• **SHORT EXERCISE**: Seek out every line containing the word "minimum", and copy each.

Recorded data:
+ + + + +

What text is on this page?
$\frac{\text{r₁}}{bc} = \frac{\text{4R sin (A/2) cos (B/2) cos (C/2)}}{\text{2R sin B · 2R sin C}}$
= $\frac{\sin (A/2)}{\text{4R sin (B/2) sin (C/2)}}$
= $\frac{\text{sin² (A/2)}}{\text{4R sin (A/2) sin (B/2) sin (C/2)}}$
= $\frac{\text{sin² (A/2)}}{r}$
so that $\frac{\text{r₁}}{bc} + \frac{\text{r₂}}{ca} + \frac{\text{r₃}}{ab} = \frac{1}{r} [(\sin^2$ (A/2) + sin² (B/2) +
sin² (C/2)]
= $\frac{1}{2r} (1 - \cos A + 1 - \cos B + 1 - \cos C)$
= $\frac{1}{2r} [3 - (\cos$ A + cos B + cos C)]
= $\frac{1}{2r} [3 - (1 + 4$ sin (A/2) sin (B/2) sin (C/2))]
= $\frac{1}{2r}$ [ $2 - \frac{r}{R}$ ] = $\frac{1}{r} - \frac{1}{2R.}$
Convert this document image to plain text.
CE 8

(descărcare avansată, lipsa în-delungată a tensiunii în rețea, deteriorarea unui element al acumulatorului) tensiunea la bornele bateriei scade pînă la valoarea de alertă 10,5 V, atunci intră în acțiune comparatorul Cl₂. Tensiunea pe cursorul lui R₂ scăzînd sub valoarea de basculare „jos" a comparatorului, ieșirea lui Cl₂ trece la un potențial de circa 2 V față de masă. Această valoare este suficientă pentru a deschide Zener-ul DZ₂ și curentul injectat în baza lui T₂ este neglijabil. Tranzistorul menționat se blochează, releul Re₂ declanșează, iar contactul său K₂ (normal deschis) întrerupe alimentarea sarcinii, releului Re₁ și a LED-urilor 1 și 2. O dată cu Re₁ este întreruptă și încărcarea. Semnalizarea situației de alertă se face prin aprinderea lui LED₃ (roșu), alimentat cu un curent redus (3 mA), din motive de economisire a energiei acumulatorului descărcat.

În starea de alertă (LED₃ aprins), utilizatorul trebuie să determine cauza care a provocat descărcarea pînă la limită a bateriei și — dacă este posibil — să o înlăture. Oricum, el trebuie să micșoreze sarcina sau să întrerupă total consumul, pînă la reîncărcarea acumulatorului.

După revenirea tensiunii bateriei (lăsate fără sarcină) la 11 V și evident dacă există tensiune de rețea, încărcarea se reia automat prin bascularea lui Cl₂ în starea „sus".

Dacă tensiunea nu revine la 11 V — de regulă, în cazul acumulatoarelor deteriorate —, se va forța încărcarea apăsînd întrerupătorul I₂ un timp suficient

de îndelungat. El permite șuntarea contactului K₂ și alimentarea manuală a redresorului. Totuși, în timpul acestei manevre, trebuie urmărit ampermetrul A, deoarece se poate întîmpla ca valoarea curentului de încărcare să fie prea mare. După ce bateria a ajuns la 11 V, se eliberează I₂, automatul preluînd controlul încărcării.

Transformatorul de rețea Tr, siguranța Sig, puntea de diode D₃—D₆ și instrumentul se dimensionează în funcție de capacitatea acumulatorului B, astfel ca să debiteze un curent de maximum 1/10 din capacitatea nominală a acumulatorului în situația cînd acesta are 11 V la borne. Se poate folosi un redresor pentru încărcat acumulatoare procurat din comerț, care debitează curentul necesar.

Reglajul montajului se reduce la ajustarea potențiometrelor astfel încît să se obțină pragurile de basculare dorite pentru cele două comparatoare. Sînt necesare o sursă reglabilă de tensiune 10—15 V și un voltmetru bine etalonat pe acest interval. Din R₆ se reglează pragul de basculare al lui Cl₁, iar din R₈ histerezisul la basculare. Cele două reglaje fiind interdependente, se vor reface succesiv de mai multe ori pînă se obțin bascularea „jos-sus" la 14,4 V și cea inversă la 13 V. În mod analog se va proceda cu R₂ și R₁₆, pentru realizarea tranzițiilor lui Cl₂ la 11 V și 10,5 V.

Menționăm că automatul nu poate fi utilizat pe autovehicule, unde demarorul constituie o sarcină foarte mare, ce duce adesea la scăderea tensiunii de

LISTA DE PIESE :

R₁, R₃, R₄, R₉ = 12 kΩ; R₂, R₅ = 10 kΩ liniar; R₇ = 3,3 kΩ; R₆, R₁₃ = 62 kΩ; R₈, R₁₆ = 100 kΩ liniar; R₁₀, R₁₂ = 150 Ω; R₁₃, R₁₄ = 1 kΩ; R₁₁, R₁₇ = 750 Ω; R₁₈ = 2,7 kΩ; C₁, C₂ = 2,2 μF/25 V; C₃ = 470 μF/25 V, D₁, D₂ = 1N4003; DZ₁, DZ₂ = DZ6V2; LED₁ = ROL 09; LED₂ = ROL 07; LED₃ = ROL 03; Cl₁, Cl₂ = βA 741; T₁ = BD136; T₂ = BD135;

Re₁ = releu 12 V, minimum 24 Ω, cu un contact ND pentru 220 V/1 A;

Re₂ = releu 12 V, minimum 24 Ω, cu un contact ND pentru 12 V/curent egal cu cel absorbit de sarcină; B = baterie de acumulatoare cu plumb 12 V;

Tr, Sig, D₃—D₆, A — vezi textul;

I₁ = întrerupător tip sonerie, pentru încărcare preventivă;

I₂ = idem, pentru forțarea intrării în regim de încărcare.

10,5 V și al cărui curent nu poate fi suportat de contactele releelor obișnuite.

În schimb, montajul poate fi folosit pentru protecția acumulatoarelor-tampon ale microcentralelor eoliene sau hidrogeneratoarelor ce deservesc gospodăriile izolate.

+ + + + +

• **OUTPUT FOR THIS TASK**:
Re₁ = releu 12 V, minimum 24 Ω, cu un contact ND pentru 220 V/1 A;
Re₂ = releu 12 V, minimum 24 Ω, cu un contact ND pentru 12 V/curent egal cu cel absorbit de sarcină; B = baterie de acumulatoare cu plumb 12 V;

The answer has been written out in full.